**EXERCISE TASK:**
Return the records, each one exactly as written.

* START RECORDS PROVIDED *

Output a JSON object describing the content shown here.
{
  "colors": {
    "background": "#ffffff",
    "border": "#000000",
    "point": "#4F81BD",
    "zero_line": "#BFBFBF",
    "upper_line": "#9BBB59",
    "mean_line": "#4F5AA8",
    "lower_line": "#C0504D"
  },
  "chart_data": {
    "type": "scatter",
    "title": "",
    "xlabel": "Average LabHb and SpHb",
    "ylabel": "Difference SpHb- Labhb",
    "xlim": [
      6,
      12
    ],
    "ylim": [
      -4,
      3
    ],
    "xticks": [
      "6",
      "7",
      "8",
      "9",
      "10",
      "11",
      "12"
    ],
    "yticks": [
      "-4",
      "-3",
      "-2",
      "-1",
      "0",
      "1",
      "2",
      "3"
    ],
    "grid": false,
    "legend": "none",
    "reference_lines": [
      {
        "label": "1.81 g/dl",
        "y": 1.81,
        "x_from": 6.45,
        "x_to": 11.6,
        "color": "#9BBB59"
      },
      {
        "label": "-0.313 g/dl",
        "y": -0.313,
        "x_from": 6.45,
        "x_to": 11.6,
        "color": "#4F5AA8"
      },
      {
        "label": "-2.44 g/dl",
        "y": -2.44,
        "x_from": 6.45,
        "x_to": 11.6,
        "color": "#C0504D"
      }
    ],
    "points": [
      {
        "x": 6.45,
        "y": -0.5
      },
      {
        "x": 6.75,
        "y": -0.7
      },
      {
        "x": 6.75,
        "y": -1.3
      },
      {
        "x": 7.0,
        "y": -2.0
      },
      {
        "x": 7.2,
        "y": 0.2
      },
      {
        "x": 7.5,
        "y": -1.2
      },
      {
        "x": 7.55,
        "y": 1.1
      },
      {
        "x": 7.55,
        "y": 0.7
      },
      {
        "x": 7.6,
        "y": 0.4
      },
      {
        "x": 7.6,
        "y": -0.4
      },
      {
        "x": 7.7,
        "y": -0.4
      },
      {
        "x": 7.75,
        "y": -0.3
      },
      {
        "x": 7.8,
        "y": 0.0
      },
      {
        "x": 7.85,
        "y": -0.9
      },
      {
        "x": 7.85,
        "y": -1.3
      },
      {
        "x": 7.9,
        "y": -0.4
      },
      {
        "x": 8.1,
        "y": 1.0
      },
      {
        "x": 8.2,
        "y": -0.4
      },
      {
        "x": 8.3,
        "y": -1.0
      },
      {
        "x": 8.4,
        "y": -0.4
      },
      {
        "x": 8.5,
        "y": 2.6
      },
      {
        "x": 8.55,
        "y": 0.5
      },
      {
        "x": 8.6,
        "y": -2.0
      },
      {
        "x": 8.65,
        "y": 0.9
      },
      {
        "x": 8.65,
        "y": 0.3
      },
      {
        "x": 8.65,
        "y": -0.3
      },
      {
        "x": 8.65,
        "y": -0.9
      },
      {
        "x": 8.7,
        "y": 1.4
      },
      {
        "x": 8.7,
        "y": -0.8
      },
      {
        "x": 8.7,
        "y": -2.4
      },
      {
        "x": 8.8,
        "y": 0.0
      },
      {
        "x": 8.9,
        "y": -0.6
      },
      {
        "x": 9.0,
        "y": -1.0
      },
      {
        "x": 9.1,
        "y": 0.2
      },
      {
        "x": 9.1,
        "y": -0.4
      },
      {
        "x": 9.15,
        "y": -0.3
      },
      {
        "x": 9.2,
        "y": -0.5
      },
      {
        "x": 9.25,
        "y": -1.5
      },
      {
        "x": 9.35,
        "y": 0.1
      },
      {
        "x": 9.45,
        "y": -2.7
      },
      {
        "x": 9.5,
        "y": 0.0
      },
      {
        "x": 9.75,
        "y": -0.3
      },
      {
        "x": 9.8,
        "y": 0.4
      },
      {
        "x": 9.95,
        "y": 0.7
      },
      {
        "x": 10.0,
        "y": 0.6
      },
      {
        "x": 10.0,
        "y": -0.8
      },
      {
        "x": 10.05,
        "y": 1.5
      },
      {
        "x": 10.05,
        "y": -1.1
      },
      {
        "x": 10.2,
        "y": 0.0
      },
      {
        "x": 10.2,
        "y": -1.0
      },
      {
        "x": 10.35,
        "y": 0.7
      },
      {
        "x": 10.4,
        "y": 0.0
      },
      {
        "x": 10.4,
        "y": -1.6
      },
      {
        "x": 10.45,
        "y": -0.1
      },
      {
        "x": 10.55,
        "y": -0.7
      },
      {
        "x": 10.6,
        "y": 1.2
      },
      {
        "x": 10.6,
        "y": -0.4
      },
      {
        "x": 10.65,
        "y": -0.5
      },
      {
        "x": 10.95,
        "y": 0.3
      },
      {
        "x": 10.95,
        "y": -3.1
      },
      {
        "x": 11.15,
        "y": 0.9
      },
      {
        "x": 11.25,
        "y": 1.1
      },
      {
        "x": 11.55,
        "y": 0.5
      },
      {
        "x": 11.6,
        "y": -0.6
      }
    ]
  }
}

* END RECORDS PROVIDED *

**REPLY TO THE EXERCISE:**
Output a JSON object describing the content shown here.
{
  "colors": {
    "background": "#ffffff",
    "border": "#000000",
    "point": "#4F81BD",
    "zero_line": "#BFBFBF",
    "upper_line": "#9BBB59",
    "mean_line": "#4F5AA8",
    "lower_line": "#C0504D"
  },
  "chart_data": {
    "type": "scatter",
    "title": "",
    "xlabel": "Average LabHb and SpHb",
    "ylabel": "Difference SpHb- Labhb",
    "xlim": [
      6,
      12
    ],
    "ylim": [
      -4,
      3
    ],
    "xticks": [
      "6",
      "7",
      "8",
      "9",
      "10",
      "11",
      "12"
    ],
    "yticks": [
      "-4",
      "-3",
      "-2",
      "-1",
      "0",
      "1",
      "2",
      "3"
    ],
    "grid": false,
    "legend": "none",
    "reference_lines": [
      {
        "label": "1.81 g/dl",
        "y": 1.81,
        "x_from": 6.45,
        "x_to": 11.6,
        "color": "#9BBB59"
      },
      {
        "label": "-0.313 g/dl",
        "y": -0.313,
        "x_from": 6.45,
        "x_to": 11.6,
        "color": "#4F5AA8"
      },
      {
        "label": "-2.44 g/dl",
        "y": -2.44,
        "x_from": 6.45,
        "x_to": 11.6,
        "color": "#C0504D"
      }
    ],
    "points": [
      {
        "x": 6.45,
        "y": -0.5
      },
      {
        "x": 6.75,
        "y": -0.7
      },
      {
        "x": 6.75,
        "y": -1.3
      },
      {
        "x": 7.0,
        "y": -2.0
      },
      {
        "x": 7.2,
        "y": 0.2
      },
      {
        "x": 7.5,
        "y": -1.2
      },
      {
        "x": 7.55,
        "y": 1.1
      },
      {
        "x": 7.55,
        "y": 0.7
      },
      {
        "x": 7.6,
        "y": 0.4
      },
      {
        "x": 7.6,
        "y": -0.4
      },
      {
        "x": 7.7,
        "y": -0.4
      },
      {
        "x": 7.75,
        "y": -0.3
      },
      {
        "x": 7.8,
        "y": 0.0
      },
      {
        "x": 7.85,
        "y": -0.9
      },
      {
        "x": 7.85,
        "y": -1.3
      },
      {
        "x": 7.9,
        "y": -0.4
      },
      {
        "x": 8.1,
        "y": 1.0
      },
      {
        "x": 8.2,
        "y": -0.4
      },
      {
        "x": 8.3,
        "y": -1.0
      },
      {
        "x": 8.4,
        "y": -0.4
      },
      {
        "x": 8.5,
        "y": 2.6
      },
      {
        "x": 8.55,
        "y": 0.5
      },
      {
        "x": 8.6,
        "y": -2.0
      },
      {
        "x": 8.65,
        "y": 0.9
      },
      {
        "x": 8.65,
        "y": 0.3
      },
      {
        "x": 8.65,
        "y": -0.3
      },
      {
        "x": 8.65,
        "y": -0.9
      },
      {
        "x": 8.7,
        "y": 1.4
      },
      {
        "x": 8.7,
        "y": -0.8
      },
      {
        "x": 8.7,
        "y": -2.4
      },
      {
        "x": 8.8,
        "y": 0.0
      },
      {
        "x": 8.9,
        "y": -0.6
      },
      {
        "x": 9.0,
        "y": -1.0
      },
      {
        "x": 9.1,
        "y": 0.2
      },
      {
        "x": 9.1,
        "y": -0.4
      },
      {
        "x": 9.15,
        "y": -0.3
      },
      {
        "x": 9.2,
        "y": -0.5
      },
      {
        "x": 9.25,
        "y": -1.5
      },
      {
        "x": 9.35,
        "y": 0.1
      },
      {
        "x": 9.45,
        "y": -2.7
      },
      {
        "x": 9.5,
        "y": 0.0
      },
      {
        "x": 9.75,
        "y": -0.3
      },
      {
        "x": 9.8,
        "y": 0.4
      },
      {
        "x": 9.95,
        "y": 0.7
      },
      {
        "x": 10.0,
        "y": 0.6
      },
      {
        "x": 10.0,
        "y": -0.8
      },
      {
        "x": 10.05,
        "y": 1.5
      },
      {
        "x": 10.05,
        "y": -1.1
      },
      {
        "x": 10.2,
        "y": 0.0
      },
      {
        "x": 10.2,
        "y": -1.0
      },
      {
        "x": 10.35,
        "y": 0.7
      },
      {
        "x": 10.4,
        "y": 0.0
      },
      {
        "x": 10.4,
        "y": -1.6
      },
      {
        "x": 10.45,
        "y": -0.1
      },
      {
        "x": 10.55,
        "y": -0.7
      },
      {
        "x": 10.6,
        "y": 1.2
      },
      {
        "x": 10.6,
        "y": -0.4
      },
      {
        "x": 10.65,
        "y": -0.5
      },
      {
        "x": 10.95,
        "y": 0.3
      },
      {
        "x": 10.95,
        "y": -3.1
      },
      {
        "x": 11.15,
        "y": 0.9
      },
      {
        "x": 11.25,
        "y": 1.1
      },
      {
        "x": 11.55,
        "y": 0.5
      },
      {
        "x": 11.6,
        "y": -0.6
      }
    ]
  }
}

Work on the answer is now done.